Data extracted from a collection
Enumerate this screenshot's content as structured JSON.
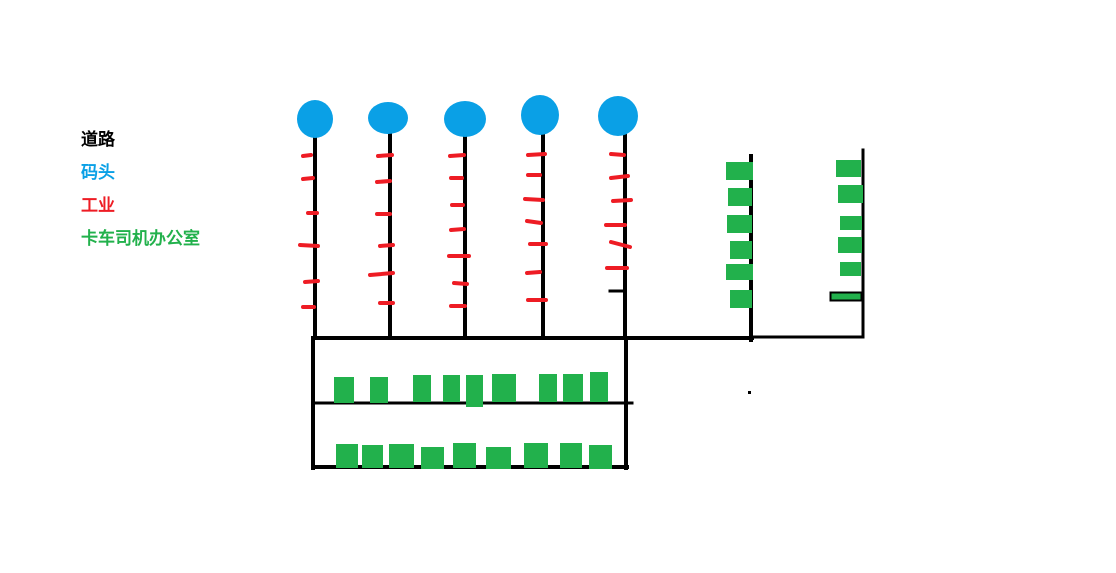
{
  "legend": {
    "road": {
      "label": "道路",
      "color": "#000000"
    },
    "dock": {
      "label": "码头",
      "color": "#0aa0e6"
    },
    "industry": {
      "label": "工业",
      "color": "#ee1c24"
    },
    "truck_office": {
      "label": "卡车司机办公室",
      "color": "#22b14c"
    }
  }
}
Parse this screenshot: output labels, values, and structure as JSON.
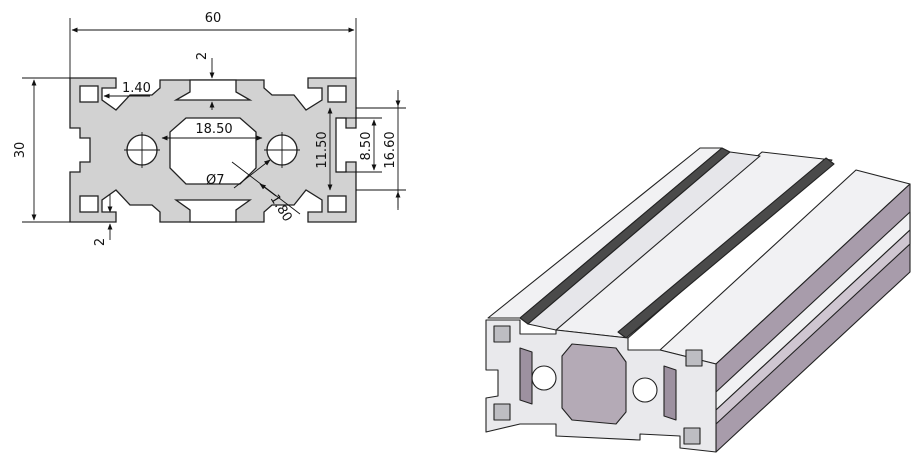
{
  "drawing": {
    "dimensions": {
      "width": "60",
      "height": "30",
      "slot_depth_top": "2",
      "slot_depth_bottom": "2",
      "wall": "1.40",
      "hole_pitch": "18.50",
      "hole_dia": "Ø7",
      "inner_wall": "1.80",
      "slot_inner": "11.50",
      "slot_opening": "8.50",
      "slot_outer": "16.60"
    }
  },
  "colors": {
    "outline": "#222222",
    "section_fill": "#d2d2d2",
    "iso_top": "#f1f1f3",
    "iso_side": "#a89cab",
    "iso_slot": "#4a4a4a"
  }
}
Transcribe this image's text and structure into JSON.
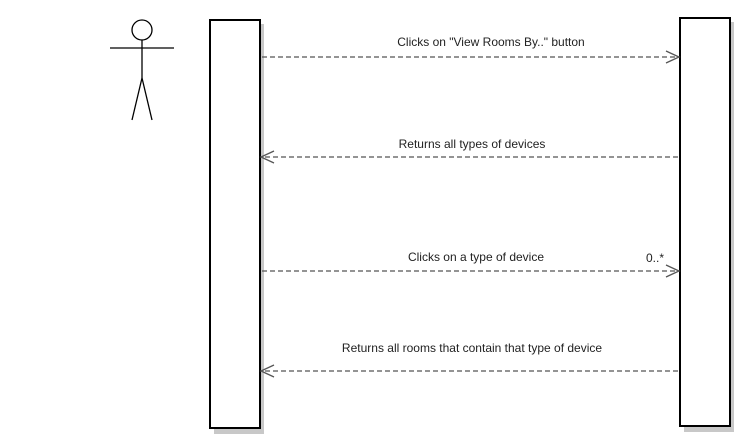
{
  "diagram": {
    "type": "sequence-diagram",
    "actor": {
      "icon": "stick-figure-icon",
      "label": ""
    },
    "messages": [
      {
        "label": "Clicks on \"View Rooms By..\" button",
        "direction": "right",
        "multiplicity": ""
      },
      {
        "label": "Returns all types of devices",
        "direction": "left",
        "multiplicity": ""
      },
      {
        "label": "Clicks on a type of device",
        "direction": "right",
        "multiplicity": "0..*"
      },
      {
        "label": "Returns all rooms that contain that type of device",
        "direction": "left",
        "multiplicity": ""
      }
    ]
  }
}
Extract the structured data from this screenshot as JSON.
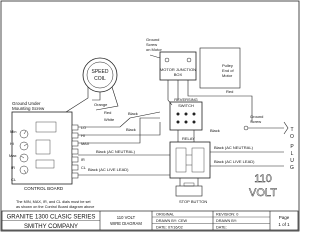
{
  "labels": {
    "speed_coil": [
      "SPEED",
      "COIL"
    ],
    "ground_under_screw": [
      "Ground Under",
      "Mounting Screw"
    ],
    "control_board": "CONTROL BOARD",
    "tabs": [
      "LO",
      "HI",
      "MAX",
      "IR",
      "CL"
    ],
    "knob_labels": [
      "Min",
      "Hi",
      "Max",
      "IR",
      "CL"
    ],
    "ground_screw_motor": [
      "Ground",
      "Screw",
      "on Motor"
    ],
    "motor_junction_box": [
      "MOTOR JUNCTION",
      "BOX"
    ],
    "pulley_end": [
      "Pulley",
      "End of",
      "Motor"
    ],
    "reversing_switch": [
      "REVERSING",
      "SWITCH"
    ],
    "relay": "RELAY",
    "stop_button": "STOP BUTTON",
    "ground_screw_right": [
      "Ground",
      "Screw"
    ],
    "plug": [
      "T",
      "O",
      "P",
      "L",
      "U",
      "G"
    ],
    "volt_big": [
      "110",
      "VOLT"
    ],
    "note": [
      "The MIN, MAX, IR, and CL dials must be set",
      "as shown on the Control Board diagram above"
    ]
  },
  "wires": {
    "orange": "Orange",
    "red": "Red",
    "white": "White",
    "black": "Black",
    "black_ac_neutral": "Black (AC NEUTRAL)",
    "black_ac_live": "Black (AC LIVE LEAD)"
  },
  "title_block": {
    "title_line1": "GRANITE 1300 CLASIC SERIES",
    "title_line2": "SMITHY COMPANY",
    "diagram_line1": "110 VOLT",
    "diagram_line2": "WIRE DIAGRAM",
    "original": "ORIGINAL",
    "drawn_by": "DRAWN BY: CEW",
    "date": "DATE: 07/16/02",
    "revision": "REVISION: 0",
    "rev_drawn_by": "DRAWN BY:",
    "rev_date": "DATE:",
    "page": "Page",
    "page_of": "1 of 1"
  }
}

→ Requirements: Repeat each entry exactly. Pictures do not belong in the copy.

→ Expected answer:
Enumerate this screenshot's content as structured JSON.
{
  "legend": {
    "road": {
      "label": "道路",
      "color": "#000000"
    },
    "dock": {
      "label": "码头",
      "color": "#0aa0e6"
    },
    "industry": {
      "label": "工业",
      "color": "#ee1c24"
    },
    "truck_office": {
      "label": "卡车司机办公室",
      "color": "#22b14c"
    }
  }
}
Parse this screenshot: output labels, values, and structure as JSON.
{
  "drawing": {
    "dimensions": {
      "width": "60",
      "height": "30",
      "slot_depth_top": "2",
      "slot_depth_bottom": "2",
      "wall": "1.40",
      "hole_pitch": "18.50",
      "hole_dia": "Ø7",
      "inner_wall": "1.80",
      "slot_inner": "11.50",
      "slot_opening": "8.50",
      "slot_outer": "16.60"
    }
  },
  "colors": {
    "outline": "#222222",
    "section_fill": "#d2d2d2",
    "iso_top": "#f1f1f3",
    "iso_side": "#a89cab",
    "iso_slot": "#4a4a4a"
  }
}
Transcribe this image's text and structure into JSON.
{
  "diagram": {
    "type": "sequence-diagram",
    "actor": {
      "icon": "stick-figure-icon",
      "label": ""
    },
    "messages": [
      {
        "label": "Clicks on \"View Rooms By..\" button",
        "direction": "right",
        "multiplicity": ""
      },
      {
        "label": "Returns all types of devices",
        "direction": "left",
        "multiplicity": ""
      },
      {
        "label": "Clicks on a type of device",
        "direction": "right",
        "multiplicity": "0..*"
      },
      {
        "label": "Returns all rooms that contain that type of device",
        "direction": "left",
        "multiplicity": ""
      }
    ]
  }
}
Extract the structured data from this screenshot as JSON.
{
  "labels": {
    "speed_coil": [
      "SPEED",
      "COIL"
    ],
    "ground_under_screw": [
      "Ground Under",
      "Mounting Screw"
    ],
    "control_board": "CONTROL BOARD",
    "tabs": [
      "LO",
      "HI",
      "MAX",
      "IR",
      "CL"
    ],
    "knob_labels": [
      "Min",
      "Hi",
      "Max",
      "IR",
      "CL"
    ],
    "ground_screw_motor": [
      "Ground",
      "Screw",
      "on Motor"
    ],
    "motor_junction_box": [
      "MOTOR JUNCTION",
      "BOX"
    ],
    "pulley_end": [
      "Pulley",
      "End of",
      "Motor"
    ],
    "reversing_switch": [
      "REVERSING",
      "SWITCH"
    ],
    "relay": "RELAY",
    "stop_button": "STOP BUTTON",
    "ground_screw_right": [
      "Ground",
      "Screw"
    ],
    "plug": [
      "T",
      "O",
      "P",
      "L",
      "U",
      "G"
    ],
    "volt_big": [
      "110",
      "VOLT"
    ],
    "note": [
      "The MIN, MAX, IR, and CL dials must be set",
      "as shown on the Control Board diagram above"
    ]
  },
  "wires": {
    "orange": "Orange",
    "red": "Red",
    "white": "White",
    "black": "Black",
    "black_ac_neutral": "Black (AC NEUTRAL)",
    "black_ac_live": "Black (AC LIVE LEAD)"
  },
  "title_block": {
    "title_line1": "GRANITE 1300 CLASIC SERIES",
    "title_line2": "SMITHY COMPANY",
    "diagram_line1": "110 VOLT",
    "diagram_line2": "WIRE DIAGRAM",
    "original": "ORIGINAL",
    "drawn_by": "DRAWN BY: CEW",
    "date": "DATE: 07/16/02",
    "revision": "REVISION: 0",
    "rev_drawn_by": "DRAWN BY:",
    "rev_date": "DATE:",
    "page": "Page",
    "page_of": "1 of 1"
  }
}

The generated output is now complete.